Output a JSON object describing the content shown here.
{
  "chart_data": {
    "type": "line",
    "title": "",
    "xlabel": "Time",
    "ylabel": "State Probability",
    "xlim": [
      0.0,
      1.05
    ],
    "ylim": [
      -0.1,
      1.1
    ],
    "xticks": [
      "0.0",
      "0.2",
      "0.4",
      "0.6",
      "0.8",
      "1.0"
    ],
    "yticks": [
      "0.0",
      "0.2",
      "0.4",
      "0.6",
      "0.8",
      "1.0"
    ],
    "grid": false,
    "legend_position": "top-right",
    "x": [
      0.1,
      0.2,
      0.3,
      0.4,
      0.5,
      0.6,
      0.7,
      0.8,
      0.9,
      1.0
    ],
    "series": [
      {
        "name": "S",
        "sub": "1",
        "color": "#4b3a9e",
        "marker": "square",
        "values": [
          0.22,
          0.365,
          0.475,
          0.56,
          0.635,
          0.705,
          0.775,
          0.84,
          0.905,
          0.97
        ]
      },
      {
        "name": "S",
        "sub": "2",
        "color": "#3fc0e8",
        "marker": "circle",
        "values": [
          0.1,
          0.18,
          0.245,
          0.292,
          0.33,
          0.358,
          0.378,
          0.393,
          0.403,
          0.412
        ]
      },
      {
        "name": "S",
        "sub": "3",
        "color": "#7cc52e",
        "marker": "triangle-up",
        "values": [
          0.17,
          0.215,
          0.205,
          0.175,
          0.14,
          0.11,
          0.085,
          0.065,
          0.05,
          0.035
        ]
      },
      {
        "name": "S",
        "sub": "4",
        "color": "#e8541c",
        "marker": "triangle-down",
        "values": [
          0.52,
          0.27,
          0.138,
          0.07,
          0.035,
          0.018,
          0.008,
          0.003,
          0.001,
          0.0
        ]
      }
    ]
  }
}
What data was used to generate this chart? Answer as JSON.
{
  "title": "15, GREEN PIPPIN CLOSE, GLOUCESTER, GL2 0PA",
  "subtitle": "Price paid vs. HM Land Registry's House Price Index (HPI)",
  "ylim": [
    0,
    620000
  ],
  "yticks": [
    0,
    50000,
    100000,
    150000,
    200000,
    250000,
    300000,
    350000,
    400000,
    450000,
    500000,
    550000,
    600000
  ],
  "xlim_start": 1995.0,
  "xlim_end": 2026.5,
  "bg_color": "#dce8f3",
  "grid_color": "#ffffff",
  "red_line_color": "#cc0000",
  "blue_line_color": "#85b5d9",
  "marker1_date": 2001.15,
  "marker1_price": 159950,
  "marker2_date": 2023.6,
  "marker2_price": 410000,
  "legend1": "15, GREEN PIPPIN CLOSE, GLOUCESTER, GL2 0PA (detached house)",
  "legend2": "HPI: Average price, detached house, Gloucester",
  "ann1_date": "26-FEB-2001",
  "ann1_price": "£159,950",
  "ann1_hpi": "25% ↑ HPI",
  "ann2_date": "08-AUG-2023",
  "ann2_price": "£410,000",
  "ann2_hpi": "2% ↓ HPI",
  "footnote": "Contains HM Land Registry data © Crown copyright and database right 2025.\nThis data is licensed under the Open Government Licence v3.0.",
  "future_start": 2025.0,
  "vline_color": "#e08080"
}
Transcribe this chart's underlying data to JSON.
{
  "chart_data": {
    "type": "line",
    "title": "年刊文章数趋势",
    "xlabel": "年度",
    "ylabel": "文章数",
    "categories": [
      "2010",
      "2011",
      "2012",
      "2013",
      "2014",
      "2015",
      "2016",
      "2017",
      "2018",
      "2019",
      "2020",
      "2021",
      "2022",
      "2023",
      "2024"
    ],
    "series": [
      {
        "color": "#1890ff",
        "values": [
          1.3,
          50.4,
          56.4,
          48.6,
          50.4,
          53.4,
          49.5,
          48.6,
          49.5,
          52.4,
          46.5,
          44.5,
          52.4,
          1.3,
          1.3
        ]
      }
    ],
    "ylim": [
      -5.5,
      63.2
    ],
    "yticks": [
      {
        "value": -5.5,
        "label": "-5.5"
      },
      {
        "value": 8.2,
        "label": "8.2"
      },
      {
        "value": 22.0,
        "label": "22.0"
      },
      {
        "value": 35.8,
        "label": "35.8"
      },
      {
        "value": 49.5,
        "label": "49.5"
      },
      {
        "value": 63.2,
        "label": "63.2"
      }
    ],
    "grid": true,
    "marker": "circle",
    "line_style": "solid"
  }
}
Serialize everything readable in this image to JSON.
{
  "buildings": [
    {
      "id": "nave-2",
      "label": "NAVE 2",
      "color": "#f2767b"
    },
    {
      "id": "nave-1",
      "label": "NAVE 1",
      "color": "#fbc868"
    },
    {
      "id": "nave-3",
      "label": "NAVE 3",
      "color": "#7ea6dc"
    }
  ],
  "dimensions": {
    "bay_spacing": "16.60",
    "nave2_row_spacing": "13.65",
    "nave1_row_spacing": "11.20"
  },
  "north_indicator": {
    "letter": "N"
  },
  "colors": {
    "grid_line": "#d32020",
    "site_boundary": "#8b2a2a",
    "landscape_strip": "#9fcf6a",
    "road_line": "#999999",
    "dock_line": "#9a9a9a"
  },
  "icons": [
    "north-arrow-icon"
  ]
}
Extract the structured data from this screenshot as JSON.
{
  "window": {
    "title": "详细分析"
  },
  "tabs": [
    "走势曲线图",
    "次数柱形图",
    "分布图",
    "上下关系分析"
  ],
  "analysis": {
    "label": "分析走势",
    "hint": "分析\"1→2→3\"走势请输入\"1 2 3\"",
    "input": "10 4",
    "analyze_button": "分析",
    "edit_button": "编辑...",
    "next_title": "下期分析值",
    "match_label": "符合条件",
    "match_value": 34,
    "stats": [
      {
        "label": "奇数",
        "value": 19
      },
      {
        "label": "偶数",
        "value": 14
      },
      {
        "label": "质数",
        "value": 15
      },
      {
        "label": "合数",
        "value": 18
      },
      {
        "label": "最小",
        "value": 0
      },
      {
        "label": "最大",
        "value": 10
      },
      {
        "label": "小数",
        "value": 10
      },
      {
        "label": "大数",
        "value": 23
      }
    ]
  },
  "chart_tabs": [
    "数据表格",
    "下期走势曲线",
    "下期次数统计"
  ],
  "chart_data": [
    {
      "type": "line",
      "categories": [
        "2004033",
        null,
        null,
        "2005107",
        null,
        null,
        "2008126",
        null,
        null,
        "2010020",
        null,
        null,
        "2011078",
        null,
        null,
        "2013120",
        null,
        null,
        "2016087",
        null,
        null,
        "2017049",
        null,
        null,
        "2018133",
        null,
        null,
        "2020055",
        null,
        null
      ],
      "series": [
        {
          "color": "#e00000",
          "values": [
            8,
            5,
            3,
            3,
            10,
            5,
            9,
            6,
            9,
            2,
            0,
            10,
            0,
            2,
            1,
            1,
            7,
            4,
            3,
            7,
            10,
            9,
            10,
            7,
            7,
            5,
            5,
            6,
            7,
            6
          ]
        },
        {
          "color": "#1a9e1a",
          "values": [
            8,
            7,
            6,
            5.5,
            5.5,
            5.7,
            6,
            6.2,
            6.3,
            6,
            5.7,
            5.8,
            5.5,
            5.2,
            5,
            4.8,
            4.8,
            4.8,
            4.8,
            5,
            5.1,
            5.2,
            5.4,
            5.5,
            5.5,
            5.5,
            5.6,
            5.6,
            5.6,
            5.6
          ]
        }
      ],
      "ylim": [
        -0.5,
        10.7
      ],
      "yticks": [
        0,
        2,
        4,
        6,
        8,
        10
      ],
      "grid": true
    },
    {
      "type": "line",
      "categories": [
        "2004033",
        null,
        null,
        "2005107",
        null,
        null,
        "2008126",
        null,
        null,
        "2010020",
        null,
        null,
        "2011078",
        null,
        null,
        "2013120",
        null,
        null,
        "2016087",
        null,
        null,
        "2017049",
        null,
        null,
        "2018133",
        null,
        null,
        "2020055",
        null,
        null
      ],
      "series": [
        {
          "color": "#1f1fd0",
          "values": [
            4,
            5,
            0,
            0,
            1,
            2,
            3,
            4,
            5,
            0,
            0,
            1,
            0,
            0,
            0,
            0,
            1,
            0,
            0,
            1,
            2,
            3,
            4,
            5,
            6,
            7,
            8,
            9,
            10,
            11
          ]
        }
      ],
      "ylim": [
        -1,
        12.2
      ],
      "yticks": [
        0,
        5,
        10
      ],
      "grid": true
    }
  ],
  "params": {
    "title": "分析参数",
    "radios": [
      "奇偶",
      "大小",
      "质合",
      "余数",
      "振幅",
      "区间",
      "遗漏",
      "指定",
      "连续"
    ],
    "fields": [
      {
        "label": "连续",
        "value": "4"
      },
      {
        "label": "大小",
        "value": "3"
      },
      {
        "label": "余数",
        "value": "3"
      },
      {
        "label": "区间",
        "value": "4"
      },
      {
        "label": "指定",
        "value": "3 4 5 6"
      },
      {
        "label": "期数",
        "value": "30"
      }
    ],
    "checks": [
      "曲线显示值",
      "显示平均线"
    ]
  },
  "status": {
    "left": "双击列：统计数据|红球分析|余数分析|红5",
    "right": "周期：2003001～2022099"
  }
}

:::

Work to be completed: Show every line where the string "ylabel" appears.

Completed task:
    "ylabel": "State Probability",
    "ylabel": "文章数",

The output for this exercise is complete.